## [Preguntas]
[a] Resume de forma más breve el párrafo del texto seleccionado que empieza con "La escena sucedió en diciembre de 2017" y conserva sus datos principales.
[b] Enumera todas las acciones que el texto seleccionado atribuye al magistrado.

## [Texto seleccionado]
□ □ □ □ □
La
escena sucedió en diciembre de 2017, en el Tribunal Penal Internacional para la
antigua Yugoslavia (TPIY), en La Haya, ciudad severa y misericordiosa, sede de
tribunales especiales y de togados de cientos de países, escenario de columnas sólidas
y balanzas precisas. Un hombre oye su condena de pie, con su traje de corbata y
unos audífonos que traducen la sentencia a su idioma. Mira al frente con el
ceño rígido mientras el magistrado lee el fallo con voz monótona, como si
prescribiera una receta para una enfermedad común. Luego del veredicto el
ambiente formal y silencioso del tribunal, donde cada cual guarda una
compostura casi sagrada, se ve sacudido por un grito y un extraño acto de
histrionismo: “Slobodan Praljak no es un criminal de guerra, rechazo el
veredicto”, inclina su cabeza hacia atrás y con su mano derecha se toma el
veneno de un pequeño frasco, con ímpetu, con furia y determinación. El
magistrado, todavía sereno, le da la orden de detenerse y sentarse, pero su
cuerpo ya solo obedece al dictado del veneno. Sus abogados lo miran con
curiosidad, el magistrado se queda unos segundos paralizado, con la boca
abierta, como si fuera un espectador en una obra de teatro a la que fue
invitado a última hora. Luego intenta seguir con el fallo a otros acusados.
□ □ □ □ □
## [Material de consulta]
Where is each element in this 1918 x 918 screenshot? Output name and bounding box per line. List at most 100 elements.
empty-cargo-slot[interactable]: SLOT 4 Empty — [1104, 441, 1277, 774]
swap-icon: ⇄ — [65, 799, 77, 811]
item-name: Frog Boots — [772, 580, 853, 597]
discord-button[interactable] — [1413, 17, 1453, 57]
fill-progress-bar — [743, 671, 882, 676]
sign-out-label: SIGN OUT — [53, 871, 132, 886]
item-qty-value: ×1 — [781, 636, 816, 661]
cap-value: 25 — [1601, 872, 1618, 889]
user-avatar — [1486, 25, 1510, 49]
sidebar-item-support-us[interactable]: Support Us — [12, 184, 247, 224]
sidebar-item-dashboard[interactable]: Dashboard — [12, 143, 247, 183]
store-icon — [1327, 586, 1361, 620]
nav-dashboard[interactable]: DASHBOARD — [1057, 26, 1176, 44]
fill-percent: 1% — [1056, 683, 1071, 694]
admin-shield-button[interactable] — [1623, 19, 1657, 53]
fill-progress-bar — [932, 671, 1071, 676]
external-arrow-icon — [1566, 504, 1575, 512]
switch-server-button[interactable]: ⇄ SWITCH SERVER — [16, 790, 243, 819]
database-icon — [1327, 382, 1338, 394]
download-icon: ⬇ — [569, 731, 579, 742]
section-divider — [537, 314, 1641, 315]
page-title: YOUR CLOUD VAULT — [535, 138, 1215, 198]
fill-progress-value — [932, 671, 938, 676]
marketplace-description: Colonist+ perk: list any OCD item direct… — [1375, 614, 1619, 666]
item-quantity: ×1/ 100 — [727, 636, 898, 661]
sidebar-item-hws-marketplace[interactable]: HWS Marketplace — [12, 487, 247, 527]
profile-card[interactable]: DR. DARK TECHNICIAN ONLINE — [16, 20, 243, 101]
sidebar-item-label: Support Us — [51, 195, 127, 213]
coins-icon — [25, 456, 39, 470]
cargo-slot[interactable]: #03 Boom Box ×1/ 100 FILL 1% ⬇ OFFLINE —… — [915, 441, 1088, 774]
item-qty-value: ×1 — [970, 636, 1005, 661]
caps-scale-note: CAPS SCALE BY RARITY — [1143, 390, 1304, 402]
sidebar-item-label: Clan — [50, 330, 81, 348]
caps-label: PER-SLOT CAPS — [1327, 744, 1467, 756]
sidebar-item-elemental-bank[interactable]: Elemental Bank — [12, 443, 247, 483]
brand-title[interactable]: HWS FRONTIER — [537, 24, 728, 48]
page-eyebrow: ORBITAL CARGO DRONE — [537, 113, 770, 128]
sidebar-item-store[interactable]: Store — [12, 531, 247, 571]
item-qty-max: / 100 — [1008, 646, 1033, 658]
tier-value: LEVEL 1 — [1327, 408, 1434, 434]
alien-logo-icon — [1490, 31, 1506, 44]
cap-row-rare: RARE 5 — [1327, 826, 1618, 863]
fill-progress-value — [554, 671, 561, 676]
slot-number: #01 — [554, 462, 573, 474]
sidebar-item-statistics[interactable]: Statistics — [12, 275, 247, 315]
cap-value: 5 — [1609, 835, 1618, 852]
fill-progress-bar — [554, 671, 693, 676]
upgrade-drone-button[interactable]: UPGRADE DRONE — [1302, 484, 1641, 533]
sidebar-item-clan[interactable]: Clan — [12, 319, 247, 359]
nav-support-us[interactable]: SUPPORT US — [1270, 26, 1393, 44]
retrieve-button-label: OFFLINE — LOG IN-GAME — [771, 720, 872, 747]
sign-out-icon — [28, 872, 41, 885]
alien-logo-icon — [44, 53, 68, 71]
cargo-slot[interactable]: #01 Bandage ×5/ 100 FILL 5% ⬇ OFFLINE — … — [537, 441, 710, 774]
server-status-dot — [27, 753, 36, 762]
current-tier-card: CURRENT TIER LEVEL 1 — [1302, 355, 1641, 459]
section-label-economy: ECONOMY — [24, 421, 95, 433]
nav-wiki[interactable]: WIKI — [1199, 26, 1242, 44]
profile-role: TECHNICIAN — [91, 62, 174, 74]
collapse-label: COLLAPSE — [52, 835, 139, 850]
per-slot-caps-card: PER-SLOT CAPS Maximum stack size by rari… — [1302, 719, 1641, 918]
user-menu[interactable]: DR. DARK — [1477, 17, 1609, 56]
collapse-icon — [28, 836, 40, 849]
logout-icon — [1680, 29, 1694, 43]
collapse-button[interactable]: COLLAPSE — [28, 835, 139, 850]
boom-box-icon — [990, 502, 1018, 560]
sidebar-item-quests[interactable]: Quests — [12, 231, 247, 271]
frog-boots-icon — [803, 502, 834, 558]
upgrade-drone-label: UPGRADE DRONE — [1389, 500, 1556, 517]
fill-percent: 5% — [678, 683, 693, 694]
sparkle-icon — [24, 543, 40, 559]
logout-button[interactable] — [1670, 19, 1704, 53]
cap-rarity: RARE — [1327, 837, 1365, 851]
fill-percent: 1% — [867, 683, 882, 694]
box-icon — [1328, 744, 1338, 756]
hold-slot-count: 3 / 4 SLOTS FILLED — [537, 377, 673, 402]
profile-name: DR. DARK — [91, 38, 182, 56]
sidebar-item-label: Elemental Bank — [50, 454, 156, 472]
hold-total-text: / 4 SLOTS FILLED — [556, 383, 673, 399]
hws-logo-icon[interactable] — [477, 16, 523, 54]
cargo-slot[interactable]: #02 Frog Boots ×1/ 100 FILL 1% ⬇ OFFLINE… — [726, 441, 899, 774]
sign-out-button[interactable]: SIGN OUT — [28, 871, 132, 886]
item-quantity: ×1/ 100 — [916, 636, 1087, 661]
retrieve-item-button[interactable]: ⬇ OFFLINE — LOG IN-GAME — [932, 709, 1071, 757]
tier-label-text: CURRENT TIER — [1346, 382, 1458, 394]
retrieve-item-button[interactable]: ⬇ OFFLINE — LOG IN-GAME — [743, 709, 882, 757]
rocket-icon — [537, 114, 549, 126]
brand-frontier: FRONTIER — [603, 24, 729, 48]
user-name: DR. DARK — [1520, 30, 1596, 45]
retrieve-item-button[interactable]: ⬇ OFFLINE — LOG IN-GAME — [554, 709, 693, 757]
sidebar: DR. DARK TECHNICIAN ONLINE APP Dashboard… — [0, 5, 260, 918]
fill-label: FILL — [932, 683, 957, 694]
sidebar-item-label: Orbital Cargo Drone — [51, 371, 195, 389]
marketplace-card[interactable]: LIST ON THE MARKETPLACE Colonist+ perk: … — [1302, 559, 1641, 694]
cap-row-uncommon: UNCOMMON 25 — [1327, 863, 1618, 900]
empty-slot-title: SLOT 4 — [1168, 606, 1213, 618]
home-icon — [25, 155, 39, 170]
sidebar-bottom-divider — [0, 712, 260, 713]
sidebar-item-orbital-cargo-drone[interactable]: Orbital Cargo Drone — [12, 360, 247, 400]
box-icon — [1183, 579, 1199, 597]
□ □ □ □ □
## [Soluciones del ejercicio]
[a] En diciembre de 2017, en el Tribunal Penal Internacional para la antigua Yugoslavia (TPIY), en La Haya, un hombre escucha de pie su condena con audífonos que le traducen la sentencia. Tras el veredicto grita que Slobodan Praljak no es un criminal de guerra y que rechaza el fallo, y se toma el veneno de un pequeño frasco. El magistrado le ordena detenerse y sentarse, pero el cuerpo del hombre ya solo obedece al veneno. Sus abogados lo miran con curiosidad, y el magistrado se queda unos segundos paralizado antes de intentar seguir con el fallo a otros acusados.

[b]
- Lee el fallo con voz monótona.
- Le da al hombre la orden de detenerse y sentarse.
- Se queda unos segundos paralizado, con la boca abierta.
- Intenta seguir con el fallo a otros acusados.